■ Work to be completed ■
Rewrite the lines below with "Assignee(s)" substituted for every occurrence of "Owner(s)", keeping everything else unchanged. Leave the pictures out.

■ Material provided ■
## start
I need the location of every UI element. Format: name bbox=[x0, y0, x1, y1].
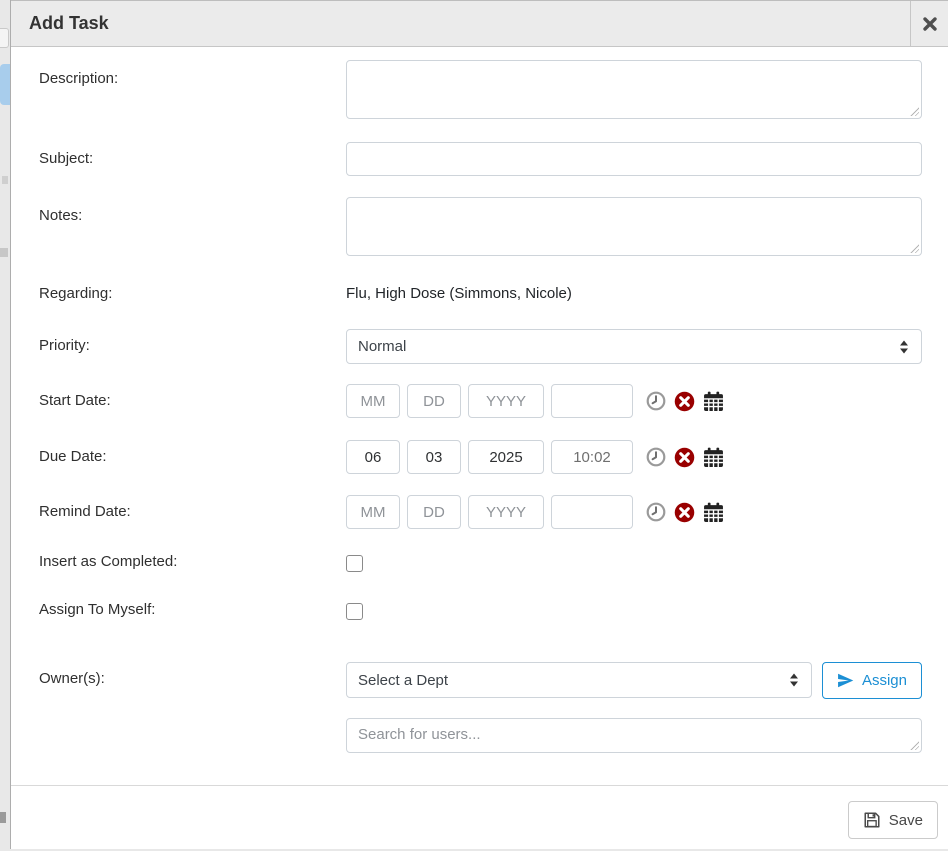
dialog-footer: Save bbox=[11, 785, 948, 851]
clear-date-icon[interactable] bbox=[674, 447, 695, 468]
insert-completed-checkbox[interactable] bbox=[346, 555, 363, 572]
priority-select[interactable]: Normal bbox=[346, 329, 922, 364]
chevron-updown-icon bbox=[790, 674, 799, 687]
calendar-icon[interactable] bbox=[703, 391, 724, 412]
clock-icon[interactable] bbox=[646, 391, 666, 411]
search-users-input[interactable] bbox=[346, 718, 922, 753]
subject-row: Subject: bbox=[39, 142, 922, 176]
due-date-label: Due Date: bbox=[39, 440, 346, 465]
description-label: Description: bbox=[39, 60, 346, 87]
remind-date-time-input[interactable] bbox=[551, 495, 633, 529]
assign-myself-row: Assign To Myself: bbox=[39, 601, 922, 620]
dept-select[interactable]: Select a Dept bbox=[346, 662, 812, 698]
due-date-day-input[interactable] bbox=[407, 440, 461, 474]
regarding-value: Flu, High Dose (Simmons, Nicole) bbox=[346, 284, 922, 302]
remind-date-label: Remind Date: bbox=[39, 495, 346, 520]
remind-date-row: Remind Date: bbox=[39, 495, 922, 529]
owners-label: Owner(s): bbox=[39, 662, 346, 687]
remind-date-day-input[interactable] bbox=[407, 495, 461, 529]
start-date-day-input[interactable] bbox=[407, 384, 461, 418]
regarding-label: Regarding: bbox=[39, 284, 346, 302]
subject-input bbox=[346, 142, 922, 176]
clock-icon[interactable] bbox=[646, 502, 666, 522]
assign-myself-checkbox[interactable] bbox=[346, 603, 363, 620]
remind-date-month-input[interactable] bbox=[346, 495, 400, 529]
priority-row: Priority: Normal bbox=[39, 329, 922, 364]
assign-button-label: Assign bbox=[862, 672, 907, 689]
assign-myself-label: Assign To Myself: bbox=[39, 601, 346, 618]
notes-textarea[interactable] bbox=[346, 197, 922, 256]
save-button[interactable]: Save bbox=[848, 801, 938, 839]
priority-selected-value: Normal bbox=[358, 338, 406, 355]
backdrop-fragment bbox=[0, 248, 8, 257]
backdrop-fragment bbox=[0, 64, 10, 105]
backdrop-fragment bbox=[2, 176, 8, 184]
subject-label: Subject: bbox=[39, 142, 346, 167]
clear-date-icon[interactable] bbox=[674, 502, 695, 523]
floppy-disk-icon bbox=[863, 811, 881, 829]
close-button[interactable] bbox=[910, 1, 948, 46]
clear-date-icon[interactable] bbox=[674, 391, 695, 412]
backdrop-fragment bbox=[0, 812, 6, 823]
search-users-row bbox=[39, 718, 922, 753]
due-date-time-input[interactable] bbox=[551, 440, 633, 474]
notes-label: Notes: bbox=[39, 197, 346, 224]
start-date-row: Start Date: bbox=[39, 384, 922, 418]
assign-button[interactable]: Assign bbox=[822, 662, 922, 699]
start-date-month-input[interactable] bbox=[346, 384, 400, 418]
start-date-time-input[interactable] bbox=[551, 384, 633, 418]
calendar-icon[interactable] bbox=[703, 502, 724, 523]
insert-completed-row: Insert as Completed: bbox=[39, 553, 922, 572]
dialog-body: Description: Subject: Notes: Regarding: … bbox=[11, 47, 948, 753]
remind-date-year-input[interactable] bbox=[468, 495, 544, 529]
priority-label: Priority: bbox=[39, 329, 346, 354]
backdrop-fragment bbox=[0, 28, 9, 48]
description-row: Description: bbox=[39, 60, 922, 119]
description-textarea[interactable] bbox=[346, 60, 922, 119]
clock-icon[interactable] bbox=[646, 447, 666, 467]
chevron-updown-icon bbox=[900, 340, 909, 353]
calendar-icon[interactable] bbox=[703, 447, 724, 468]
start-date-year-input[interactable] bbox=[468, 384, 544, 418]
paper-plane-icon bbox=[837, 672, 854, 689]
page-backdrop bbox=[0, 0, 10, 849]
regarding-row: Regarding: Flu, High Dose (Simmons, Nico… bbox=[39, 284, 922, 302]
due-date-month-input[interactable] bbox=[346, 440, 400, 474]
close-icon bbox=[922, 16, 938, 32]
dialog-title: Add Task bbox=[11, 1, 910, 46]
notes-row: Notes: bbox=[39, 197, 922, 256]
dept-selected-value: Select a Dept bbox=[358, 672, 448, 689]
due-date-year-input[interactable] bbox=[468, 440, 544, 474]
start-date-label: Start Date: bbox=[39, 384, 346, 409]
add-task-dialog: Add Task Description: Subject: Notes: bbox=[10, 0, 948, 849]
insert-completed-label: Insert as Completed: bbox=[39, 553, 346, 570]
owners-row: Owner(s): Select a Dept Assign bbox=[39, 662, 922, 699]
save-button-label: Save bbox=[889, 812, 923, 829]
due-date-row: Due Date: bbox=[39, 440, 922, 474]
dialog-header: Add Task bbox=[11, 0, 948, 47]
## end
■ Response for this exercise ■
I need the location of every UI element. Format: name bbox=[x0, y0, x1, y1].
dialog-footer: Save bbox=[11, 785, 948, 851]
clear-date-icon[interactable] bbox=[674, 447, 695, 468]
insert-completed-checkbox[interactable] bbox=[346, 555, 363, 572]
priority-select[interactable]: Normal bbox=[346, 329, 922, 364]
chevron-updown-icon bbox=[790, 674, 799, 687]
calendar-icon[interactable] bbox=[703, 391, 724, 412]
clock-icon[interactable] bbox=[646, 391, 666, 411]
search-users-input[interactable] bbox=[346, 718, 922, 753]
subject-row: Subject: bbox=[39, 142, 922, 176]
due-date-label: Due Date: bbox=[39, 440, 346, 465]
description-label: Description: bbox=[39, 60, 346, 87]
remind-date-time-input[interactable] bbox=[551, 495, 633, 529]
assign-myself-row: Assign To Myself: bbox=[39, 601, 922, 620]
dept-select[interactable]: Select a Dept bbox=[346, 662, 812, 698]
due-date-day-input[interactable] bbox=[407, 440, 461, 474]
regarding-value: Flu, High Dose (Simmons, Nicole) bbox=[346, 284, 922, 302]
remind-date-label: Remind Date: bbox=[39, 495, 346, 520]
remind-date-row: Remind Date: bbox=[39, 495, 922, 529]
owners-label: Assignee(s): bbox=[39, 662, 346, 687]
remind-date-day-input[interactable] bbox=[407, 495, 461, 529]
start-date-day-input[interactable] bbox=[407, 384, 461, 418]
regarding-label: Regarding: bbox=[39, 284, 346, 302]
subject-input bbox=[346, 142, 922, 176]
clock-icon[interactable] bbox=[646, 502, 666, 522]
assign-myself-checkbox[interactable] bbox=[346, 603, 363, 620]
remind-date-month-input[interactable] bbox=[346, 495, 400, 529]
priority-row: Priority: Normal bbox=[39, 329, 922, 364]
assign-button-label: Assign bbox=[862, 672, 907, 689]
assign-myself-label: Assign To Myself: bbox=[39, 601, 346, 618]
notes-textarea[interactable] bbox=[346, 197, 922, 256]
save-button[interactable]: Save bbox=[848, 801, 938, 839]
priority-selected-value: Normal bbox=[358, 338, 406, 355]
backdrop-fragment bbox=[0, 248, 8, 257]
backdrop-fragment bbox=[0, 64, 10, 105]
backdrop-fragment bbox=[2, 176, 8, 184]
subject-label: Subject: bbox=[39, 142, 346, 167]
clear-date-icon[interactable] bbox=[674, 502, 695, 523]
floppy-disk-icon bbox=[863, 811, 881, 829]
close-button[interactable] bbox=[910, 1, 948, 46]
clear-date-icon[interactable] bbox=[674, 391, 695, 412]
backdrop-fragment bbox=[0, 812, 6, 823]
search-users-row bbox=[39, 718, 922, 753]
due-date-time-input[interactable] bbox=[551, 440, 633, 474]
notes-label: Notes: bbox=[39, 197, 346, 224]
start-date-row: Start Date: bbox=[39, 384, 922, 418]
assign-button[interactable]: Assign bbox=[822, 662, 922, 699]
start-date-month-input[interactable] bbox=[346, 384, 400, 418]
start-date-time-input[interactable] bbox=[551, 384, 633, 418]
calendar-icon[interactable] bbox=[703, 502, 724, 523]
insert-completed-row: Insert as Completed: bbox=[39, 553, 922, 572]
dialog-body: Description: Subject: Notes: Regarding: … bbox=[11, 47, 948, 753]
remind-date-year-input[interactable] bbox=[468, 495, 544, 529]
priority-label: Priority: bbox=[39, 329, 346, 354]
backdrop-fragment bbox=[0, 28, 9, 48]
description-row: Description: bbox=[39, 60, 922, 119]
description-textarea[interactable] bbox=[346, 60, 922, 119]
clock-icon[interactable] bbox=[646, 447, 666, 467]
chevron-updown-icon bbox=[900, 340, 909, 353]
calendar-icon[interactable] bbox=[703, 447, 724, 468]
start-date-year-input[interactable] bbox=[468, 384, 544, 418]
paper-plane-icon bbox=[837, 672, 854, 689]
page-backdrop bbox=[0, 0, 10, 849]
regarding-row: Regarding: Flu, High Dose (Simmons, Nico… bbox=[39, 284, 922, 302]
due-date-month-input[interactable] bbox=[346, 440, 400, 474]
close-icon bbox=[922, 16, 938, 32]
dialog-title: Add Task bbox=[11, 1, 910, 46]
notes-row: Notes: bbox=[39, 197, 922, 256]
dept-selected-value: Select a Dept bbox=[358, 672, 448, 689]
due-date-year-input[interactable] bbox=[468, 440, 544, 474]
start-date-label: Start Date: bbox=[39, 384, 346, 409]
add-task-dialog: Add Task Description: Subject: Notes: bbox=[10, 0, 948, 849]
insert-completed-label: Insert as Completed: bbox=[39, 553, 346, 570]
owners-row: Assignee(s): Select a Dept Assign bbox=[39, 662, 922, 699]
save-button-label: Save bbox=[889, 812, 923, 829]
due-date-row: Due Date: bbox=[39, 440, 922, 474]
dialog-header: Add Task bbox=[11, 0, 948, 47]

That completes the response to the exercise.